Written problem >>
Exact repetition of every entry is required.

====== Data shown ======

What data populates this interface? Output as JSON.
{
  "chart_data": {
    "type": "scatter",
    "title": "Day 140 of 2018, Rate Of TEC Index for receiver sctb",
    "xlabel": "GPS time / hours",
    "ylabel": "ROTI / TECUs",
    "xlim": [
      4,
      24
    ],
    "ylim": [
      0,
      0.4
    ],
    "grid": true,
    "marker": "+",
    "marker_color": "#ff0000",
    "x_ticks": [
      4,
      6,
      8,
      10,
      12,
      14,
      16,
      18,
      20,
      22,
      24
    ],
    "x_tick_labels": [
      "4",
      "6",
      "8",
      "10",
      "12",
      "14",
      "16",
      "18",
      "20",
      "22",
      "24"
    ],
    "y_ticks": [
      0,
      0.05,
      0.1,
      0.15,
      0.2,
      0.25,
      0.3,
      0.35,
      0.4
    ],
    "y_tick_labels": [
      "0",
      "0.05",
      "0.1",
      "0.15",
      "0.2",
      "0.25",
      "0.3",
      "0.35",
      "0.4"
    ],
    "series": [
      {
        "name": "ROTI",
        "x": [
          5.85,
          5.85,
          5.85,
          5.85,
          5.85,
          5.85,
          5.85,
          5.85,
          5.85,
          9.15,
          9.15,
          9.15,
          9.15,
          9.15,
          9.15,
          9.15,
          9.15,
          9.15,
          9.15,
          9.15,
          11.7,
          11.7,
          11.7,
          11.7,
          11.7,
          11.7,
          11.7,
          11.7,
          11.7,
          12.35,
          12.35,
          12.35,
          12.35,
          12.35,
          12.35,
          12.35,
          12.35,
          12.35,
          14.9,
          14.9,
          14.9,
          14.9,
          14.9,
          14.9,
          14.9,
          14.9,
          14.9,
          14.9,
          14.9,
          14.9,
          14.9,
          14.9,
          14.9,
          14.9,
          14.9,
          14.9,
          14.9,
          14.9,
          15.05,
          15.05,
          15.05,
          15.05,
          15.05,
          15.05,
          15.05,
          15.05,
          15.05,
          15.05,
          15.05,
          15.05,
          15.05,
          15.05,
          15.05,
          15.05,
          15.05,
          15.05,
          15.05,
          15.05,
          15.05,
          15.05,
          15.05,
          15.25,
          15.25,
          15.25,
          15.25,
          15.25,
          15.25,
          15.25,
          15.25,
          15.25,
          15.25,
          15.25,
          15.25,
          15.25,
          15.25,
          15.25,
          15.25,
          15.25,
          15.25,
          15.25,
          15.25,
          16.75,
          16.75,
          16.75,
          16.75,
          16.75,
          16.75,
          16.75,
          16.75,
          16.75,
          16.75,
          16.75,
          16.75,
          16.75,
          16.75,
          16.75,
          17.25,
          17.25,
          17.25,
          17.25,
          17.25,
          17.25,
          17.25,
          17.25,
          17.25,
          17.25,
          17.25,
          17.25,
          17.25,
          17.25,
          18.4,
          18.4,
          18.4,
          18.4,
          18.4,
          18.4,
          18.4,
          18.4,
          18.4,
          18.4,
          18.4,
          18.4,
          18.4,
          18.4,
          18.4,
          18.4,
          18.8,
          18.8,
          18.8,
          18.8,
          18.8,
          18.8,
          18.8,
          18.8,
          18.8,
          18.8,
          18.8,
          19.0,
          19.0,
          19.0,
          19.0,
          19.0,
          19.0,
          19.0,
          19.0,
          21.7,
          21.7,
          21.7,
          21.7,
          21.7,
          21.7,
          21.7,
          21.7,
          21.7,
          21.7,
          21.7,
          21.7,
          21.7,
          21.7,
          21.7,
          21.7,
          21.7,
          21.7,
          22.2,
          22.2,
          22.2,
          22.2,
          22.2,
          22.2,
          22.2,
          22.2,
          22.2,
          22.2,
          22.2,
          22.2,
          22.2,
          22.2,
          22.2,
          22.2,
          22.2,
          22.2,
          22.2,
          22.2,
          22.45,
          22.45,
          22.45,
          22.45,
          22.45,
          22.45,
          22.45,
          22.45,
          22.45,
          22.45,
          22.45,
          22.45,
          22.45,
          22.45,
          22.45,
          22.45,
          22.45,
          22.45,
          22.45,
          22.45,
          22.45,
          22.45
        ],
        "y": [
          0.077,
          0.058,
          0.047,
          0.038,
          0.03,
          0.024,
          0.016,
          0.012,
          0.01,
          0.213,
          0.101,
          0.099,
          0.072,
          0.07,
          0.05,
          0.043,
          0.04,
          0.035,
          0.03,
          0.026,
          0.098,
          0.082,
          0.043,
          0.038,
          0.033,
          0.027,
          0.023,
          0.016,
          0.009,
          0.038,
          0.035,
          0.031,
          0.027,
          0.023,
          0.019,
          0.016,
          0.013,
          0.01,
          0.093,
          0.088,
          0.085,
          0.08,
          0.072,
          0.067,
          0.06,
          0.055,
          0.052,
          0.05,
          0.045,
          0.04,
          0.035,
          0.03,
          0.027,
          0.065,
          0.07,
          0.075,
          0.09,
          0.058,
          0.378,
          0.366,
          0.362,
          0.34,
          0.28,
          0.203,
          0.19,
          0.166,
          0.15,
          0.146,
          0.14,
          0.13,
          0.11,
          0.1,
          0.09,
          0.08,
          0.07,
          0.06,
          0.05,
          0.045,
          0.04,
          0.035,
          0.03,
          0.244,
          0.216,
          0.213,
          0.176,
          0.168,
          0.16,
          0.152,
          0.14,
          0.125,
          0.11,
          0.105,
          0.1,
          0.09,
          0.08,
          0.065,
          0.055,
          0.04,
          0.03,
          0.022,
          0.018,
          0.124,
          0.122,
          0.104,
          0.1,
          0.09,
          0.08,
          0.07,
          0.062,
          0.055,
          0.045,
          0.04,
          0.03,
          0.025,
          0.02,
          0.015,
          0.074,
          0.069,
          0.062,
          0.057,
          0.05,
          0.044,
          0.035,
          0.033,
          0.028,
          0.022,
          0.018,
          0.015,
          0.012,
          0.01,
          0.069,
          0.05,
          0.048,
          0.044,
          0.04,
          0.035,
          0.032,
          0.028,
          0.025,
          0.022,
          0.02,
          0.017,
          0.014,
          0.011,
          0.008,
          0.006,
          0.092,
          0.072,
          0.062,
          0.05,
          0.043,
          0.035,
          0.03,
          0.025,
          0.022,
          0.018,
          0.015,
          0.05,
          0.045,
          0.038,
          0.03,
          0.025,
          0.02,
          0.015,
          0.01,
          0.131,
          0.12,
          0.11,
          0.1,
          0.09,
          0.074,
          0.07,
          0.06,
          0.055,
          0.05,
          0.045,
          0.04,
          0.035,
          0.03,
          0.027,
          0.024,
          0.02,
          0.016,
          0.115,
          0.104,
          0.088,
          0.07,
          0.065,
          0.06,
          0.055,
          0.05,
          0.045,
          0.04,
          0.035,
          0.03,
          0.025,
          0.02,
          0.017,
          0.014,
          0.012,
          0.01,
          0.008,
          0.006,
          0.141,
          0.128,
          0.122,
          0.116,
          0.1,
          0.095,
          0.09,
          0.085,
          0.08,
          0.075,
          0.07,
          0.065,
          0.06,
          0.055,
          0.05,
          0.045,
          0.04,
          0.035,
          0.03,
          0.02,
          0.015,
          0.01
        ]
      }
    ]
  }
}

======

Reply to the task >>
What data populates this interface? Output as JSON.
{
  "chart_data": {
    "type": "scatter",
    "title": "Day 140 of 2018, Rate Of TEC Index for receiver sctb",
    "xlabel": "GPS time / hours",
    "ylabel": "ROTI / TECUs",
    "xlim": [
      4,
      24
    ],
    "ylim": [
      0,
      0.4
    ],
    "grid": true,
    "marker": "+",
    "marker_color": "#ff0000",
    "x_ticks": [
      4,
      6,
      8,
      10,
      12,
      14,
      16,
      18,
      20,
      22,
      24
    ],
    "x_tick_labels": [
      "4",
      "6",
      "8",
      "10",
      "12",
      "14",
      "16",
      "18",
      "20",
      "22",
      "24"
    ],
    "y_ticks": [
      0,
      0.05,
      0.1,
      0.15,
      0.2,
      0.25,
      0.3,
      0.35,
      0.4
    ],
    "y_tick_labels": [
      "0",
      "0.05",
      "0.1",
      "0.15",
      "0.2",
      "0.25",
      "0.3",
      "0.35",
      "0.4"
    ],
    "series": [
      {
        "name": "ROTI",
        "x": [
          5.85,
          5.85,
          5.85,
          5.85,
          5.85,
          5.85,
          5.85,
          5.85,
          5.85,
          9.15,
          9.15,
          9.15,
          9.15,
          9.15,
          9.15,
          9.15,
          9.15,
          9.15,
          9.15,
          9.15,
          11.7,
          11.7,
          11.7,
          11.7,
          11.7,
          11.7,
          11.7,
          11.7,
          11.7,
          12.35,
          12.35,
          12.35,
          12.35,
          12.35,
          12.35,
          12.35,
          12.35,
          12.35,
          14.9,
          14.9,
          14.9,
          14.9,
          14.9,
          14.9,
          14.9,
          14.9,
          14.9,
          14.9,
          14.9,
          14.9,
          14.9,
          14.9,
          14.9,
          14.9,
          14.9,
          14.9,
          14.9,
          14.9,
          15.05,
          15.05,
          15.05,
          15.05,
          15.05,
          15.05,
          15.05,
          15.05,
          15.05,
          15.05,
          15.05,
          15.05,
          15.05,
          15.05,
          15.05,
          15.05,
          15.05,
          15.05,
          15.05,
          15.05,
          15.05,
          15.05,
          15.05,
          15.25,
          15.25,
          15.25,
          15.25,
          15.25,
          15.25,
          15.25,
          15.25,
          15.25,
          15.25,
          15.25,
          15.25,
          15.25,
          15.25,
          15.25,
          15.25,
          15.25,
          15.25,
          15.25,
          15.25,
          16.75,
          16.75,
          16.75,
          16.75,
          16.75,
          16.75,
          16.75,
          16.75,
          16.75,
          16.75,
          16.75,
          16.75,
          16.75,
          16.75,
          16.75,
          17.25,
          17.25,
          17.25,
          17.25,
          17.25,
          17.25,
          17.25,
          17.25,
          17.25,
          17.25,
          17.25,
          17.25,
          17.25,
          17.25,
          18.4,
          18.4,
          18.4,
          18.4,
          18.4,
          18.4,
          18.4,
          18.4,
          18.4,
          18.4,
          18.4,
          18.4,
          18.4,
          18.4,
          18.4,
          18.4,
          18.8,
          18.8,
          18.8,
          18.8,
          18.8,
          18.8,
          18.8,
          18.8,
          18.8,
          18.8,
          18.8,
          19.0,
          19.0,
          19.0,
          19.0,
          19.0,
          19.0,
          19.0,
          19.0,
          21.7,
          21.7,
          21.7,
          21.7,
          21.7,
          21.7,
          21.7,
          21.7,
          21.7,
          21.7,
          21.7,
          21.7,
          21.7,
          21.7,
          21.7,
          21.7,
          21.7,
          21.7,
          22.2,
          22.2,
          22.2,
          22.2,
          22.2,
          22.2,
          22.2,
          22.2,
          22.2,
          22.2,
          22.2,
          22.2,
          22.2,
          22.2,
          22.2,
          22.2,
          22.2,
          22.2,
          22.2,
          22.2,
          22.45,
          22.45,
          22.45,
          22.45,
          22.45,
          22.45,
          22.45,
          22.45,
          22.45,
          22.45,
          22.45,
          22.45,
          22.45,
          22.45,
          22.45,
          22.45,
          22.45,
          22.45,
          22.45,
          22.45,
          22.45,
          22.45
        ],
        "y": [
          0.077,
          0.058,
          0.047,
          0.038,
          0.03,
          0.024,
          0.016,
          0.012,
          0.01,
          0.213,
          0.101,
          0.099,
          0.072,
          0.07,
          0.05,
          0.043,
          0.04,
          0.035,
          0.03,
          0.026,
          0.098,
          0.082,
          0.043,
          0.038,
          0.033,
          0.027,
          0.023,
          0.016,
          0.009,
          0.038,
          0.035,
          0.031,
          0.027,
          0.023,
          0.019,
          0.016,
          0.013,
          0.01,
          0.093,
          0.088,
          0.085,
          0.08,
          0.072,
          0.067,
          0.06,
          0.055,
          0.052,
          0.05,
          0.045,
          0.04,
          0.035,
          0.03,
          0.027,
          0.065,
          0.07,
          0.075,
          0.09,
          0.058,
          0.378,
          0.366,
          0.362,
          0.34,
          0.28,
          0.203,
          0.19,
          0.166,
          0.15,
          0.146,
          0.14,
          0.13,
          0.11,
          0.1,
          0.09,
          0.08,
          0.07,
          0.06,
          0.05,
          0.045,
          0.04,
          0.035,
          0.03,
          0.244,
          0.216,
          0.213,
          0.176,
          0.168,
          0.16,
          0.152,
          0.14,
          0.125,
          0.11,
          0.105,
          0.1,
          0.09,
          0.08,
          0.065,
          0.055,
          0.04,
          0.03,
          0.022,
          0.018,
          0.124,
          0.122,
          0.104,
          0.1,
          0.09,
          0.08,
          0.07,
          0.062,
          0.055,
          0.045,
          0.04,
          0.03,
          0.025,
          0.02,
          0.015,
          0.074,
          0.069,
          0.062,
          0.057,
          0.05,
          0.044,
          0.035,
          0.033,
          0.028,
          0.022,
          0.018,
          0.015,
          0.012,
          0.01,
          0.069,
          0.05,
          0.048,
          0.044,
          0.04,
          0.035,
          0.032,
          0.028,
          0.025,
          0.022,
          0.02,
          0.017,
          0.014,
          0.011,
          0.008,
          0.006,
          0.092,
          0.072,
          0.062,
          0.05,
          0.043,
          0.035,
          0.03,
          0.025,
          0.022,
          0.018,
          0.015,
          0.05,
          0.045,
          0.038,
          0.03,
          0.025,
          0.02,
          0.015,
          0.01,
          0.131,
          0.12,
          0.11,
          0.1,
          0.09,
          0.074,
          0.07,
          0.06,
          0.055,
          0.05,
          0.045,
          0.04,
          0.035,
          0.03,
          0.027,
          0.024,
          0.02,
          0.016,
          0.115,
          0.104,
          0.088,
          0.07,
          0.065,
          0.06,
          0.055,
          0.05,
          0.045,
          0.04,
          0.035,
          0.03,
          0.025,
          0.02,
          0.017,
          0.014,
          0.012,
          0.01,
          0.008,
          0.006,
          0.141,
          0.128,
          0.122,
          0.116,
          0.1,
          0.095,
          0.09,
          0.085,
          0.08,
          0.075,
          0.07,
          0.065,
          0.06,
          0.055,
          0.05,
          0.045,
          0.04,
          0.035,
          0.03,
          0.02,
          0.015,
          0.01
        ]
      }
    ]
  }
}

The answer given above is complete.